REQUIRED TASK - Your task is to copy every record exactly.
START EXCERPTED RECORDS
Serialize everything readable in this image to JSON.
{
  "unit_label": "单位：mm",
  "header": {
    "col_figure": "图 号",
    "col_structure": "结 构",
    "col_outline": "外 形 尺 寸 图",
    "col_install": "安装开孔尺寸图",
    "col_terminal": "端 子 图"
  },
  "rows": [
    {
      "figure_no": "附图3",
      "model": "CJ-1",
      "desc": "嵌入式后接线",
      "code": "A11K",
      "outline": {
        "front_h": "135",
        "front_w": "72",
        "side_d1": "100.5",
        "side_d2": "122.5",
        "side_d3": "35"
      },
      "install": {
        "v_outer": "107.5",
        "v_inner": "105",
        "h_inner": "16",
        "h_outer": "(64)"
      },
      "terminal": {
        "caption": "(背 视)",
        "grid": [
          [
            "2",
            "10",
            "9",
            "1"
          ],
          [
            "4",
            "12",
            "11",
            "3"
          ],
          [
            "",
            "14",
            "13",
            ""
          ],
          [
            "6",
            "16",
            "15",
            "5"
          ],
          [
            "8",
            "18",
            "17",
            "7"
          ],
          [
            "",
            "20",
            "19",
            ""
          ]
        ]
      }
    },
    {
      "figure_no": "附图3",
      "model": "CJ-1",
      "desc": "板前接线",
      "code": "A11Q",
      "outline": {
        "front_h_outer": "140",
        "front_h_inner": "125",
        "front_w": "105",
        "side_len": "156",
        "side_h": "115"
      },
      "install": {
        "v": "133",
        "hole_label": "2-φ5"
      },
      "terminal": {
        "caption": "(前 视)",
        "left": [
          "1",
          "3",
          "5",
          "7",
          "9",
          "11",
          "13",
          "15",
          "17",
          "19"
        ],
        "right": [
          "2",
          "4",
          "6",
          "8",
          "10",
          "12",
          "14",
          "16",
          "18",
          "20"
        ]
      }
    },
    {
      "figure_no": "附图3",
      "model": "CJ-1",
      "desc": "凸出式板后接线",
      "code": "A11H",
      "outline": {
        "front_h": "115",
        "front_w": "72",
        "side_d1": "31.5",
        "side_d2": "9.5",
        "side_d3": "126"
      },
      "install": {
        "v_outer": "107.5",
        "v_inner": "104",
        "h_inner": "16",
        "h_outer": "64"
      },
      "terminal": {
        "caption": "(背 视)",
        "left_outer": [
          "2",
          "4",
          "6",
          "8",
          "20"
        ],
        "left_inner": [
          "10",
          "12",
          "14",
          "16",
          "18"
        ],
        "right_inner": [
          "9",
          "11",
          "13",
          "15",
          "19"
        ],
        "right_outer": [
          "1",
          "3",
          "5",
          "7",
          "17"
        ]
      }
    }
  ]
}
END EXCERPTED RECORDS
EXERCISE RESPONSE -
Serialize everything readable in this image to JSON.
{
  "unit_label": "单位：mm",
  "header": {
    "col_figure": "图 号",
    "col_structure": "结 构",
    "col_outline": "外 形 尺 寸 图",
    "col_install": "安装开孔尺寸图",
    "col_terminal": "端 子 图"
  },
  "rows": [
    {
      "figure_no": "附图3",
      "model": "CJ-1",
      "desc": "嵌入式后接线",
      "code": "A11K",
      "outline": {
        "front_h": "135",
        "front_w": "72",
        "side_d1": "100.5",
        "side_d2": "122.5",
        "side_d3": "35"
      },
      "install": {
        "v_outer": "107.5",
        "v_inner": "105",
        "h_inner": "16",
        "h_outer": "(64)"
      },
      "terminal": {
        "caption": "(背 视)",
        "grid": [
          [
            "2",
            "10",
            "9",
            "1"
          ],
          [
            "4",
            "12",
            "11",
            "3"
          ],
          [
            "",
            "14",
            "13",
            ""
          ],
          [
            "6",
            "16",
            "15",
            "5"
          ],
          [
            "8",
            "18",
            "17",
            "7"
          ],
          [
            "",
            "20",
            "19",
            ""
          ]
        ]
      }
    },
    {
      "figure_no": "附图3",
      "model": "CJ-1",
      "desc": "板前接线",
      "code": "A11Q",
      "outline": {
        "front_h_outer": "140",
        "front_h_inner": "125",
        "front_w": "105",
        "side_len": "156",
        "side_h": "115"
      },
      "install": {
        "v": "133",
        "hole_label": "2-φ5"
      },
      "terminal": {
        "caption": "(前 视)",
        "left": [
          "1",
          "3",
          "5",
          "7",
          "9",
          "11",
          "13",
          "15",
          "17",
          "19"
        ],
        "right": [
          "2",
          "4",
          "6",
          "8",
          "10",
          "12",
          "14",
          "16",
          "18",
          "20"
        ]
      }
    },
    {
      "figure_no": "附图3",
      "model": "CJ-1",
      "desc": "凸出式板后接线",
      "code": "A11H",
      "outline": {
        "front_h": "115",
        "front_w": "72",
        "side_d1": "31.5",
        "side_d2": "9.5",
        "side_d3": "126"
      },
      "install": {
        "v_outer": "107.5",
        "v_inner": "104",
        "h_inner": "16",
        "h_outer": "64"
      },
      "terminal": {
        "caption": "(背 视)",
        "left_outer": [
          "2",
          "4",
          "6",
          "8",
          "20"
        ],
        "left_inner": [
          "10",
          "12",
          "14",
          "16",
          "18"
        ],
        "right_inner": [
          "9",
          "11",
          "13",
          "15",
          "19"
        ],
        "right_outer": [
          "1",
          "3",
          "5",
          "7",
          "17"
        ]
      }
    }
  ]
}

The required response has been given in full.